[ESTRATTO]
Scrivendo il post sul tiramisù ho trovato tantissime notizie su possibili varianti del popolarissimo dessert, poi ho scoperto perfino una incertezza nella definzione di tiramisù perfettamente tradizionale. Infatti alcune fonti citano come ingrediente della crema al mascarpone non la chiara d’uovo montata a neve ma la panna montata. Questa cosa mi ha incuriosito assai, perchè immaginavo che potesse cambiare decisamente il gusto della crema, così ho deciso di ritentare la sorte e di preparare un nuovo tiramisù apportando questa variante.
Approfittando del fatto che con 500 grammi di mascarpone di tiramisù di fatto se ne possono fare due, ho deciso di sperimentare anche un’altra variante: quella che sostituisce il classico savoiardo con gli Oro Saiwa. Di tutte le varianti questa mi è parsa quella con la community più sviluppata in rete, di tutti i possibili modi di variare la parte biscottosa del tiraisù questa mi sembrata quella con i sostenitori più accesi, così ho deciso di indagare anche questa faccenda.
Ingredienti (per i due tiramisù)
Crema del tiramisù
3 tuorli
120 grammi di zucchero
500 grammi di mascarpone
250 ml di panna montata
Bagno per i biscotti:
caffè
rum Havana7 (ci sono andato delicatissimo)

[MATERIALE FORNITO]

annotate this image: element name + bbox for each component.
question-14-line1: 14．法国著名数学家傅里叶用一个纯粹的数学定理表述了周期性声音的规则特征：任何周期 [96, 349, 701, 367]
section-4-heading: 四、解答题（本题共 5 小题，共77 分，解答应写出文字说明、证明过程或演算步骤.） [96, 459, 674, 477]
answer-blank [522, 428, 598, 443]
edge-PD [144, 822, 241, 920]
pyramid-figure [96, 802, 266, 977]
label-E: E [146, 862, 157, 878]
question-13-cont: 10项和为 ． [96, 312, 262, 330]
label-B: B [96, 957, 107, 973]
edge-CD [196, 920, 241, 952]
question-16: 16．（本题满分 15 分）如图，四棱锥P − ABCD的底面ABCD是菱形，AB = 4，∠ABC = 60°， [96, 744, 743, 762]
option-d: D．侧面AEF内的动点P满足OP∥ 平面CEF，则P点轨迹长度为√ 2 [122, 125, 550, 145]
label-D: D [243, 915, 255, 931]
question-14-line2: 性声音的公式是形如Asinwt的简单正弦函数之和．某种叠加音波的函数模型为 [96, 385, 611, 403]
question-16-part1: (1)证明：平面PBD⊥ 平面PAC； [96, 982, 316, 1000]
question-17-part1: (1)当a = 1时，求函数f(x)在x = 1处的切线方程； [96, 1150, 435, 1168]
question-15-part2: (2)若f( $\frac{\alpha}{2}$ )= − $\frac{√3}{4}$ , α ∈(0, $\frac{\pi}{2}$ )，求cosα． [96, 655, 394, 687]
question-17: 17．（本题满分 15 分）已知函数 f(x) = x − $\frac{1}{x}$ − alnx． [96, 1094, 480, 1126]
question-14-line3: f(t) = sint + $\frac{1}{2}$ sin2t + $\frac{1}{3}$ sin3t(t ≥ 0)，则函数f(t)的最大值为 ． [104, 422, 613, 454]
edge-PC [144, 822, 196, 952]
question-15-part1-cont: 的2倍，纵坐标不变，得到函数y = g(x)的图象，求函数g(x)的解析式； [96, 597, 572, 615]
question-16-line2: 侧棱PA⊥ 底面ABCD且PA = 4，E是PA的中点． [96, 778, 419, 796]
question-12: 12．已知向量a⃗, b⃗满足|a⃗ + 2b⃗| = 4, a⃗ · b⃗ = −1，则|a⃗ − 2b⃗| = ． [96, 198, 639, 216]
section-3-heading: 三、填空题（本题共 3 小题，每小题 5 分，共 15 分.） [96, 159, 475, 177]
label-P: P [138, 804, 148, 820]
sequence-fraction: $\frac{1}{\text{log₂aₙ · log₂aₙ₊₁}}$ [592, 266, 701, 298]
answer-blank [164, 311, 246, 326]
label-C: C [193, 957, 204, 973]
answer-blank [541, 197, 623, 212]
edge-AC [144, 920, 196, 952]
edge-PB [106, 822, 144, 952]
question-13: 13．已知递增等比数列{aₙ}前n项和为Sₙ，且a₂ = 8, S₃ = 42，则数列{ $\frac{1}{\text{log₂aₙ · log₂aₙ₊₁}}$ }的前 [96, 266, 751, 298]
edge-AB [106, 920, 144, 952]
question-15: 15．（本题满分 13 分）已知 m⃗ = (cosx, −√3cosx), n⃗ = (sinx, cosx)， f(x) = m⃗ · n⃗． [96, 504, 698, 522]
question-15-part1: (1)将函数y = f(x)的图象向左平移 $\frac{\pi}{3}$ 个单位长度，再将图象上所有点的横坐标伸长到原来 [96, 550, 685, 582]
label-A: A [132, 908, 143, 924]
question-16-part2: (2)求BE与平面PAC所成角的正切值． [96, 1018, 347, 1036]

[CONSEGNA 1]
Rispondi a queste domande sul testo sul tiramisù:
(a) Secondo alcune fonti, quale ingrediente prende il posto della chiara d'uovo montata a neve nella crema al mascarpone?
(b) Con quali biscotti viene sostituito il classico savoiardo nella seconda variante?
(c) Quanti grammi di zucchero compaiono tra gli ingredienti della crema?
[CONSEGNA 2]
Per favore, riprendi il testo sul tiramisù subito dopo l'ultima riga mostrata e portalo avanti con lo stesso tono.

[LA TUA RISPOSTA 1]
(a) La panna montata.
(b) Gli Oro Saiwa.
(c) 120 grammi.

[LA TUA RISPOSTA 2]
Biscotti:
Savoiardi nel primo tiramisù
Oro Saiva nel secondo
Procedimento
Identico a quello visto in questo post, ma con la panna montata al posto del bianco d’uovo montato a neve.
Nel caso del tiramisù con gli Oro Saiwa ho realizzato un triplo strato di biscotti, mentre con i savoiardi mi sono fermato a due.
Per questi due esperimenti, visto che stavolta ho variato la sostanza, ho voluto essere tradizionalista nella copertura ed ho usato il classico cacao spolverato con l’aiuto di un passino.
L’esperimento Panna Montata

In definitiva mi aspettavo un impatto più forte di questa variante sul gusto della crema, in realtà l’effetto è molto più soft di quanto non avessi pensato. La crema diventa complessivamente più delicata, la nota del mascarpone si diluisce leggermente. Per me un perfetto pareggio fra le due modalità di preparazione della crema.
L’esperimento Oro Saiwa

Su questo tentativo invece ero piuttosto scettico: temevo più per la consistenza che non per il gusto, e invece mi sono dovuto ricredere. Il biscotto letteralmente si scioglie, diventando una sorta di crema fra gli strati di crema, lasciando spazio add una piacevolissima nota di malto. Per me una grande, e graditissima, sorpresa.